TASK DIRECTIONS: Tally every line of the material that includes "اقتصادی", then give the tally and nothing else.
___ SUPPLIED RECORDS
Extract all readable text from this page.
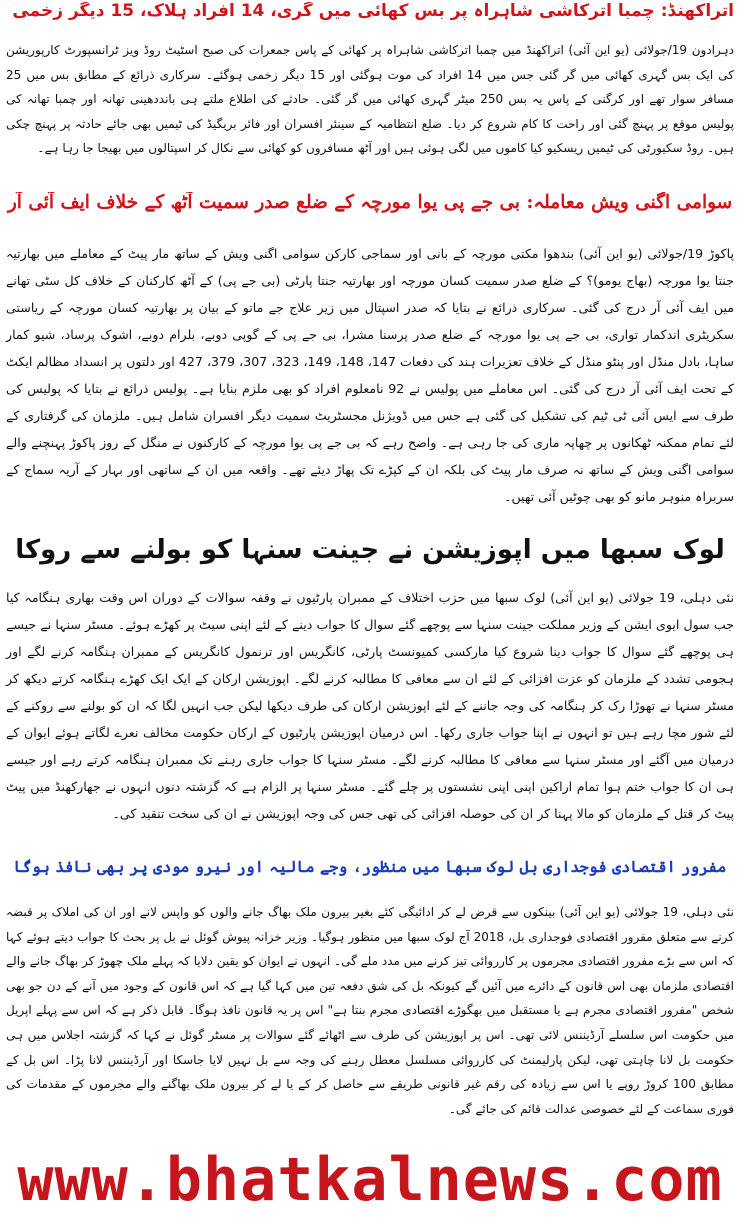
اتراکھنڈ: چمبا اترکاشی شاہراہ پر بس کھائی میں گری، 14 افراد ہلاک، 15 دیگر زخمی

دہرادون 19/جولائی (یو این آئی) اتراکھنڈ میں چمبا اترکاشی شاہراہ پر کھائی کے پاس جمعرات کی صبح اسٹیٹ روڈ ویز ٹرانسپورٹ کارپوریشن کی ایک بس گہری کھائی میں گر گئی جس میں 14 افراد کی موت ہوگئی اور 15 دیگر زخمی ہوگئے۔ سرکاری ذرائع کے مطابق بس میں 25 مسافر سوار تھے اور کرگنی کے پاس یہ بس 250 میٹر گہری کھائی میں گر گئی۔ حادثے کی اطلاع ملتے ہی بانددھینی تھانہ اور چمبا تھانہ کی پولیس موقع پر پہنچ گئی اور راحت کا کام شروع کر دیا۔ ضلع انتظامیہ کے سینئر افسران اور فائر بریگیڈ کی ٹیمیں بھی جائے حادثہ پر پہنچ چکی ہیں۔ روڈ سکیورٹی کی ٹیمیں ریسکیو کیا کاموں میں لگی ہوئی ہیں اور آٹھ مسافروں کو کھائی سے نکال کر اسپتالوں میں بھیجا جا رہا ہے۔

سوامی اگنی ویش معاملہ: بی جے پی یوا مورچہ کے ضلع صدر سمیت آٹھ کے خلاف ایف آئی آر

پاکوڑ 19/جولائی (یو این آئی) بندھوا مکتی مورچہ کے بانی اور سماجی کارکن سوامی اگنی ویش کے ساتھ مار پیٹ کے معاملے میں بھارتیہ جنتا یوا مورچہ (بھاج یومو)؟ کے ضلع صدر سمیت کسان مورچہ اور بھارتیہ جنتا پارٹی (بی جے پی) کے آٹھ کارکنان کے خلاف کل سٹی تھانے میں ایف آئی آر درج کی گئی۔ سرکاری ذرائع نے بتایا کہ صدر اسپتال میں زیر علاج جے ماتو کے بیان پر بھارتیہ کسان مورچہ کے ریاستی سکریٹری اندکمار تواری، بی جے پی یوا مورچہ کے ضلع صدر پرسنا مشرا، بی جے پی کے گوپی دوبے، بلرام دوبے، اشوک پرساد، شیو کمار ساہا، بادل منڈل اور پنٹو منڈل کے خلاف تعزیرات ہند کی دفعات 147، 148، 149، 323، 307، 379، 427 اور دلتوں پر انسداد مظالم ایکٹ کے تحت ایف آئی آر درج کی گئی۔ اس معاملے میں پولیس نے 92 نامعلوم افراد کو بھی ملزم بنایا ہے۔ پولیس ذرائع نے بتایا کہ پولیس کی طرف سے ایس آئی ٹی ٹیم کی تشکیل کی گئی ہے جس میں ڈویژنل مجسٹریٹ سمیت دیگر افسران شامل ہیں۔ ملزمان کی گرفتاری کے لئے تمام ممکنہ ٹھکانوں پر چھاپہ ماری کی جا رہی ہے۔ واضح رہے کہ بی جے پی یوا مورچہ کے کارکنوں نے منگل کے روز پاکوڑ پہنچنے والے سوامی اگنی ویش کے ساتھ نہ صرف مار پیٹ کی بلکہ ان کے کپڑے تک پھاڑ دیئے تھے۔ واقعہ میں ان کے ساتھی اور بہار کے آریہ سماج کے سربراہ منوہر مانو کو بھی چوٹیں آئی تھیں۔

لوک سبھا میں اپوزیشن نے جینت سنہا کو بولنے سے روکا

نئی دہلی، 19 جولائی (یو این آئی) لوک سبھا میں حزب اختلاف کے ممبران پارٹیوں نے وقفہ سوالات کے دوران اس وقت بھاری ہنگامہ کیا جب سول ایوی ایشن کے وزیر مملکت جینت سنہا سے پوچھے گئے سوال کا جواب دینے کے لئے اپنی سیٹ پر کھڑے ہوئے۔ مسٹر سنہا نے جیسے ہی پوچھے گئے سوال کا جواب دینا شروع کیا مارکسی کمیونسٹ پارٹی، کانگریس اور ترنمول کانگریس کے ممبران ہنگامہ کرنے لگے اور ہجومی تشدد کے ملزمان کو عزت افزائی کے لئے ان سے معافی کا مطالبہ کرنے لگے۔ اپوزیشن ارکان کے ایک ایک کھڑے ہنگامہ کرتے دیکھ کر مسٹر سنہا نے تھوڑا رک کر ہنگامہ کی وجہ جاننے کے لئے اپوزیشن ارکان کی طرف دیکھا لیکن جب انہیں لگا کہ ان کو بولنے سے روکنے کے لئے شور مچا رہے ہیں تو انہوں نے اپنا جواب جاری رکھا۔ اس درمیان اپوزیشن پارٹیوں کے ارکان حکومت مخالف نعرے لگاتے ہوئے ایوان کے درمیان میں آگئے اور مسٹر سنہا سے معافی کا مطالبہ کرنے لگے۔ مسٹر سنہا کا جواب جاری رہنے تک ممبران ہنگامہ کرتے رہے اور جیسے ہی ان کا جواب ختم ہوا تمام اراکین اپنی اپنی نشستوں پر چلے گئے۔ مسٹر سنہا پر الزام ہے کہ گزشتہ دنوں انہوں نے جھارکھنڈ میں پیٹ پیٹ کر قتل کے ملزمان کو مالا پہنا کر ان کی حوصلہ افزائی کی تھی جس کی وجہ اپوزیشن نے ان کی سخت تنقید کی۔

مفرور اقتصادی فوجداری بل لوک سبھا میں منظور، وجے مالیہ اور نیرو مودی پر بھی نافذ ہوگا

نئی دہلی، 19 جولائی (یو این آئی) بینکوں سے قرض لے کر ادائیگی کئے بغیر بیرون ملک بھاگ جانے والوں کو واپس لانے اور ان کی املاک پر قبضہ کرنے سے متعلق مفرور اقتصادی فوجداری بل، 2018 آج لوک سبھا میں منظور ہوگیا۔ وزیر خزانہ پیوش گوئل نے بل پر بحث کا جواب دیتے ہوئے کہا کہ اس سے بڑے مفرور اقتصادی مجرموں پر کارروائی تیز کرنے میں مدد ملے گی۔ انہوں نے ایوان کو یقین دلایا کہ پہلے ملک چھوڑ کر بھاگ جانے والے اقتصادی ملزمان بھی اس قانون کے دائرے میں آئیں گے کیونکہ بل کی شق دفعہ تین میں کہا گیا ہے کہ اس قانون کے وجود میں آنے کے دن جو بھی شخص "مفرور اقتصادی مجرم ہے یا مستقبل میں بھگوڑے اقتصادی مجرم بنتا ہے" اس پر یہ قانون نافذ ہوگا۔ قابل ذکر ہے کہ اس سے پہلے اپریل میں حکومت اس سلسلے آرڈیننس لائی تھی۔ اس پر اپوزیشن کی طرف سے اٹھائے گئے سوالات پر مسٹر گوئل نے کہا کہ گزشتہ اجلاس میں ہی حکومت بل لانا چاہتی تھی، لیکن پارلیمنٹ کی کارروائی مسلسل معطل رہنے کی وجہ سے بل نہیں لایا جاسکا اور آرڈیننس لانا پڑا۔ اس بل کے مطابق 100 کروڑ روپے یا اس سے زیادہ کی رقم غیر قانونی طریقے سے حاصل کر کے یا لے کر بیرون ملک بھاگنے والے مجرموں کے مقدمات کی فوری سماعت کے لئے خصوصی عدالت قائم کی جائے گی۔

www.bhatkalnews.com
______
SOLUTION BELOW: 2